What to produce: Reply with one number: the count of lines in the listing that contain the string "page".

Listed entries:
▼▼▼
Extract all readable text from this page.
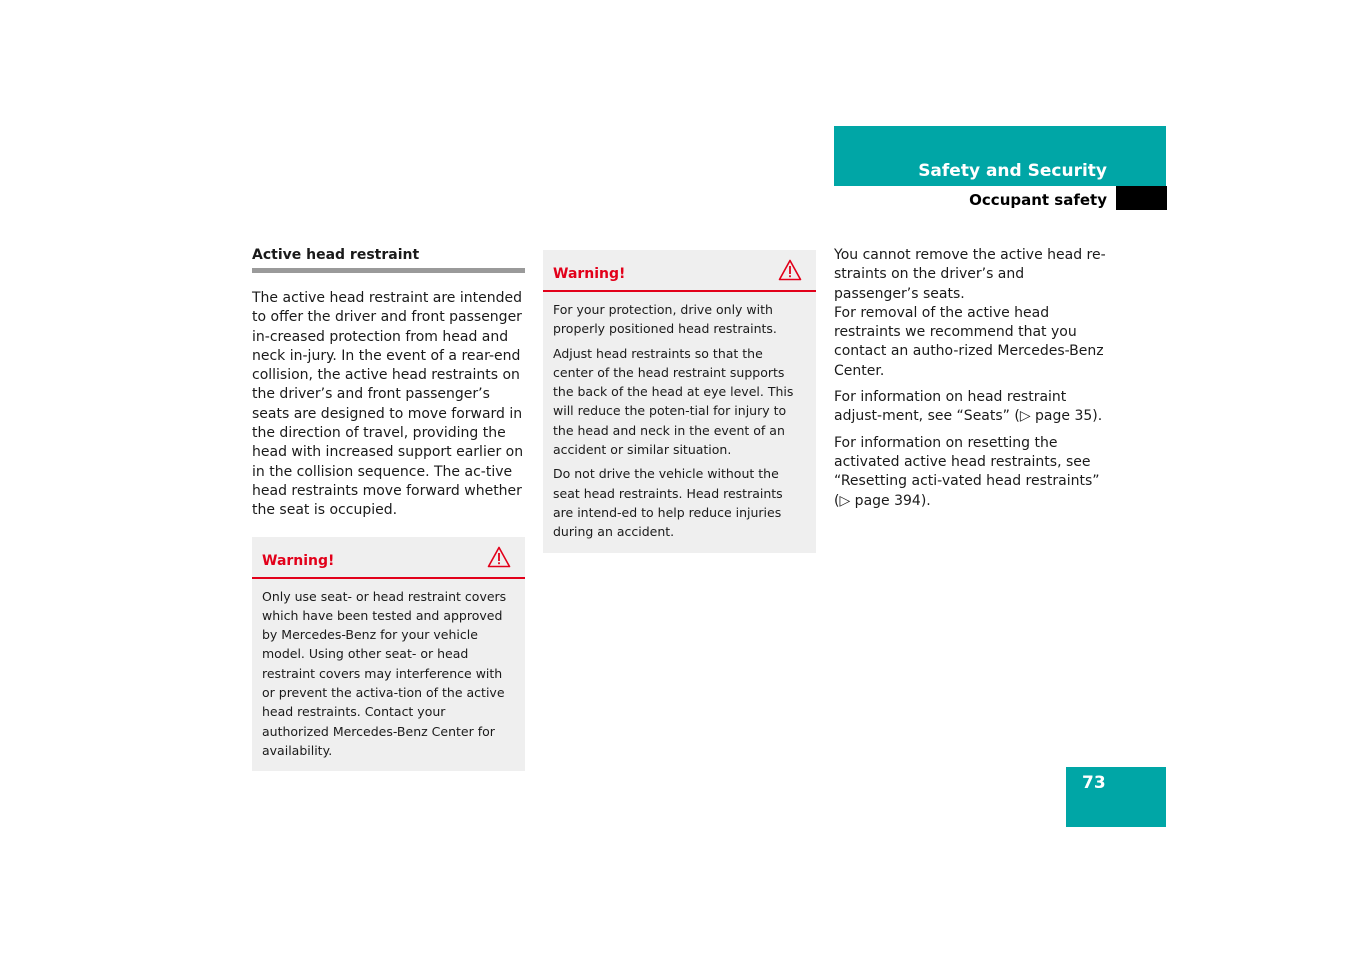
Safety and Security
Occupant safety
Active head restraint

The active head restraint are intended to offer the driver and front passenger in-creased protection from head and neck in-jury. In the event of a rear-end collision, the active head restraints on the driver’s and front passenger’s seats are designed to move forward in the direction of travel, providing the head with increased support earlier on in the collision sequence. The ac-tive head restraints move forward whether the seat is occupied.

Warning!

Only use seat- or head restraint covers which have been tested and approved by Mercedes-Benz for your vehicle model. Using other seat- or head restraint covers may interference with or prevent the activa-tion of the active head restraints. Contact your authorized Mercedes-Benz Center for availability.

Warning!

For your protection, drive only with properly positioned head restraints.

Adjust head restraints so that the center of the head restraint supports the back of the head at eye level. This will reduce the poten-tial for injury to the head and neck in the event of an accident or similar situation.

Do not drive the vehicle without the seat head restraints. Head restraints are intend-ed to help reduce injuries during an accident.

You cannot remove the active head re-straints on the driver’s and passenger’s seats.

For removal of the active head restraints we recommend that you contact an autho-rized Mercedes-Benz Center.

For information on head restraint adjust-ment, see “Seats” (▷ page 35).

For information on resetting the activated active head restraints, see “Resetting acti-vated head restraints” (▷ page 394).

73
▲▲▲
Task result: 3